▸ **THE REQUEST**
Below is a listing. Gather each line of it that contains "more".

━━━━

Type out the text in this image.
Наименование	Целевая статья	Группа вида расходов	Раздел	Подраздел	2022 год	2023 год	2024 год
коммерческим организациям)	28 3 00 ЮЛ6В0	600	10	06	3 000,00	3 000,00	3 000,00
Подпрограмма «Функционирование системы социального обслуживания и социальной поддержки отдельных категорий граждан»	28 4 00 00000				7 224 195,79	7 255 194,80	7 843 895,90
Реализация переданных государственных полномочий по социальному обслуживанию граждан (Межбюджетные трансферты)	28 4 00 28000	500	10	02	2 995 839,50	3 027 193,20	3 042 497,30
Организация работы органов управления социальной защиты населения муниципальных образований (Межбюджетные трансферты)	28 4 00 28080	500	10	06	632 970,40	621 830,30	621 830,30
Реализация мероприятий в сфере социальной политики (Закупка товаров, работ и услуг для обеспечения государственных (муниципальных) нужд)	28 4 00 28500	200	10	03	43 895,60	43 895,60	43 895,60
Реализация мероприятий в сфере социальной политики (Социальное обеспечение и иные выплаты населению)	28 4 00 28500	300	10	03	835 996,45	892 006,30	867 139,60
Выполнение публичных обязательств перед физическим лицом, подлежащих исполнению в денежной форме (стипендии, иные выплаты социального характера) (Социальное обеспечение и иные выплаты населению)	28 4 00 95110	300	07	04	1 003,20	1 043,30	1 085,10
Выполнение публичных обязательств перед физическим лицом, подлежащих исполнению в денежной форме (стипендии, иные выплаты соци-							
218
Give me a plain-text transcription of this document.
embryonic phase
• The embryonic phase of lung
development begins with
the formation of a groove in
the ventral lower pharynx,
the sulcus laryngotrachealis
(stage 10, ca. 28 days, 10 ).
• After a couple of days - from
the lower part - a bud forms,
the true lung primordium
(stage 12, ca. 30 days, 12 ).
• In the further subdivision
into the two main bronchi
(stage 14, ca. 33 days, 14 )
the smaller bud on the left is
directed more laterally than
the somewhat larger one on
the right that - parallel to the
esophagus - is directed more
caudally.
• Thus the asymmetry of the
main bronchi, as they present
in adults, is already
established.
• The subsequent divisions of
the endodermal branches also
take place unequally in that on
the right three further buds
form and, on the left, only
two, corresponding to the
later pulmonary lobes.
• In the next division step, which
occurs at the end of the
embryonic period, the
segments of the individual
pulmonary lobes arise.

━━━━

▸ **SOLUTION FOR THIS PROBLEM**
directed more laterally than
esophagus - is directed more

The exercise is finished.